▶ Data for processing
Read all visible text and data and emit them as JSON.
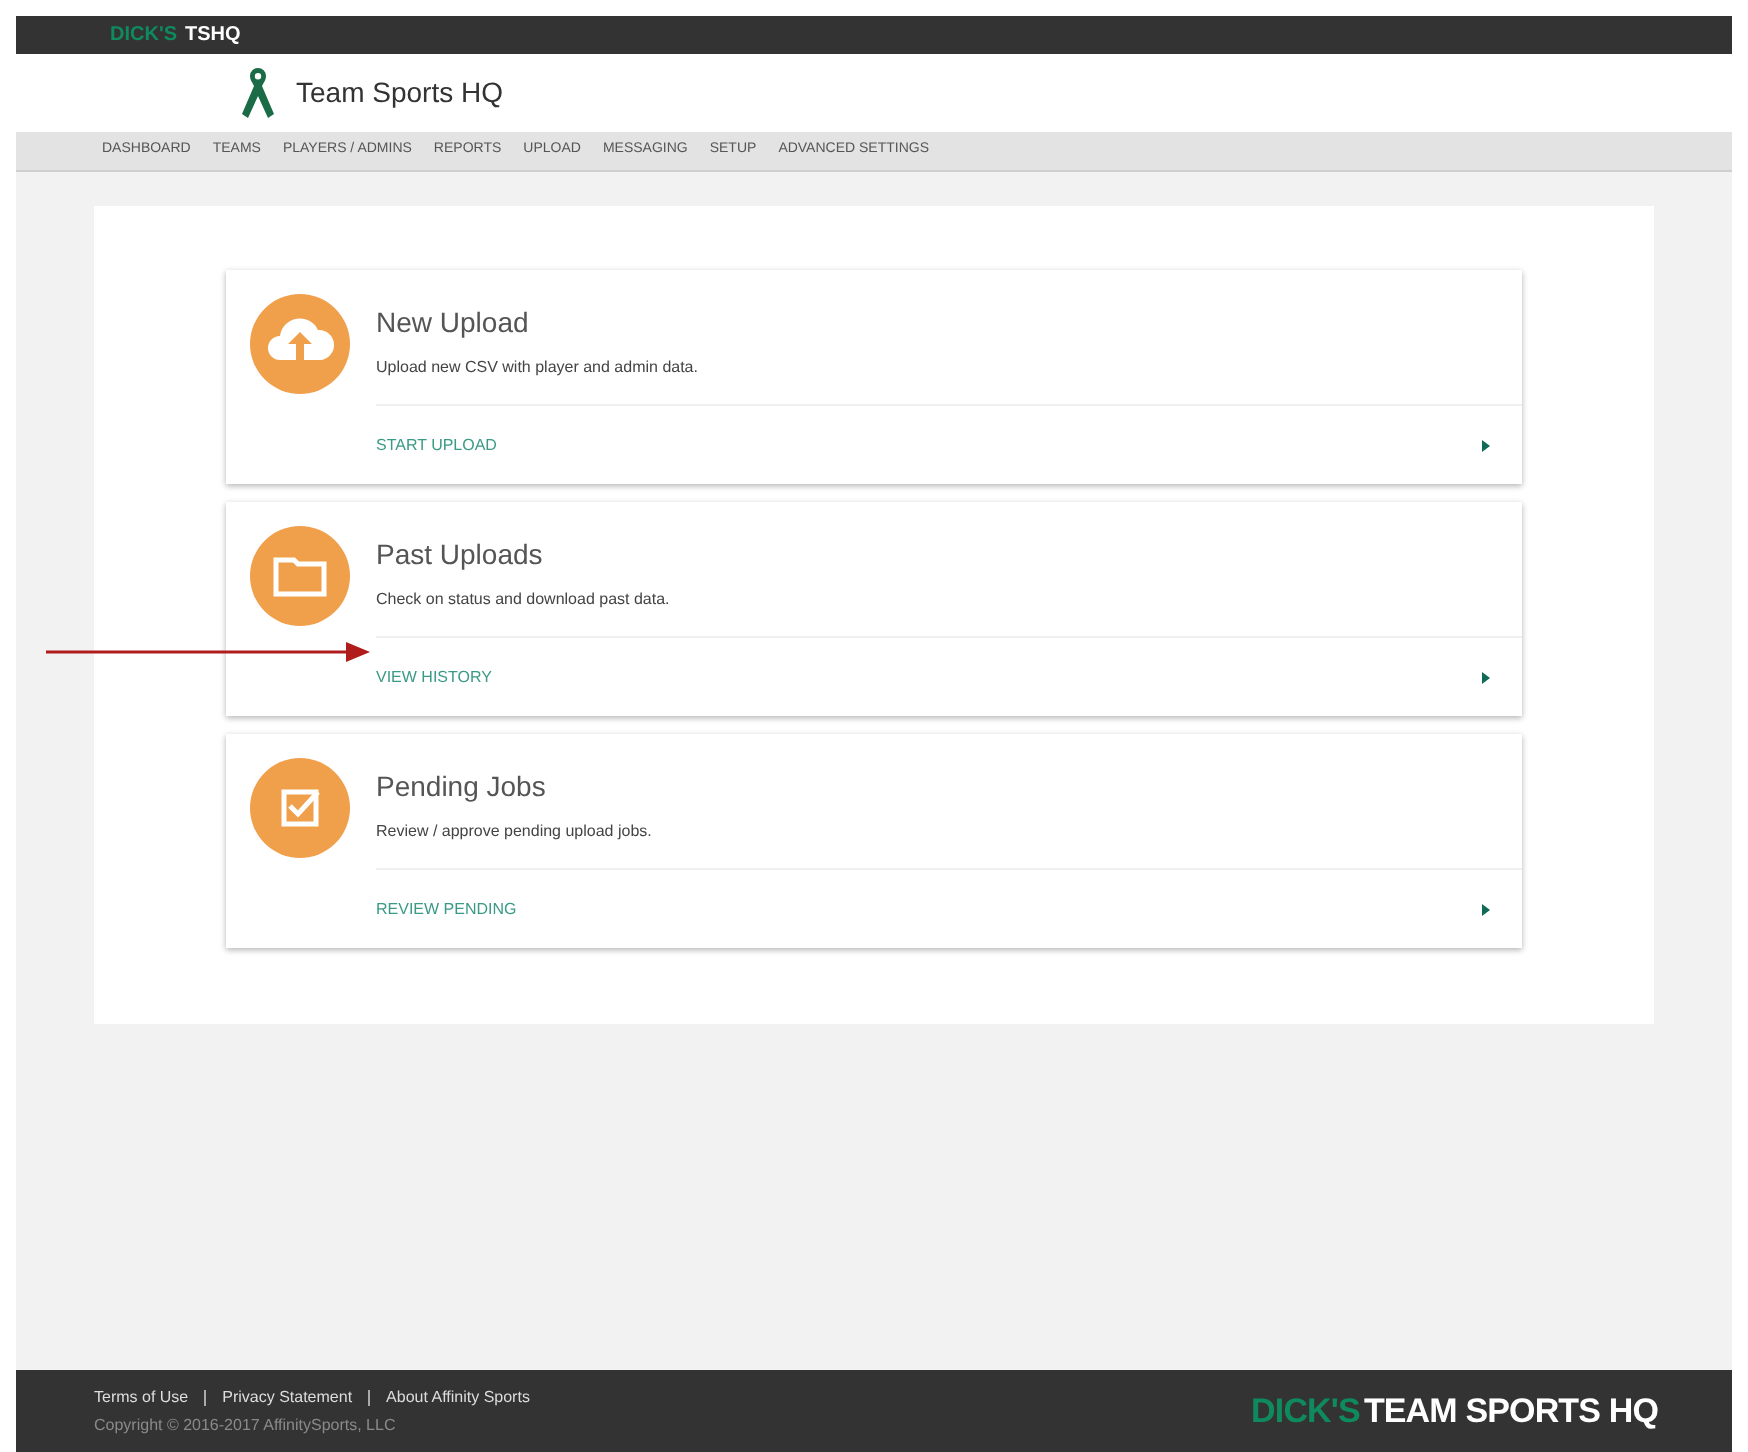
{
  "top_bar": {
    "brand_mark": "DICK'S",
    "brand": "TSHQ"
  },
  "header": {
    "title": "Team Sports HQ"
  },
  "nav": [
    {
      "label": "DASHBOARD"
    },
    {
      "label": "TEAMS"
    },
    {
      "label": "PLAYERS / ADMINS"
    },
    {
      "label": "REPORTS"
    },
    {
      "label": "UPLOAD"
    },
    {
      "label": "MESSAGING"
    },
    {
      "label": "SETUP"
    },
    {
      "label": "ADVANCED SETTINGS"
    }
  ],
  "cards": [
    {
      "kind": "upload",
      "title": "New Upload",
      "description": "Upload new CSV with player and admin data.",
      "action": "START UPLOAD",
      "annotated": false
    },
    {
      "kind": "folder",
      "title": "Past Uploads",
      "description": "Check on status and download past data.",
      "action": "VIEW HISTORY",
      "annotated": true
    },
    {
      "kind": "check",
      "title": "Pending Jobs",
      "description": "Review / approve pending upload jobs.",
      "action": "REVIEW PENDING",
      "annotated": false
    }
  ],
  "footer": {
    "links": [
      "Terms of Use",
      "Privacy Statement",
      "About Affinity Sports"
    ],
    "copyright": "Copyright © 2016-2017 AffinitySports, LLC",
    "logo_mark": "DICK'S",
    "logo": "TEAM SPORTS HQ"
  }
}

▶ Work instructions
Go through the records line by line and count those containing the string "title". Give only the total.

▶ Task solution
4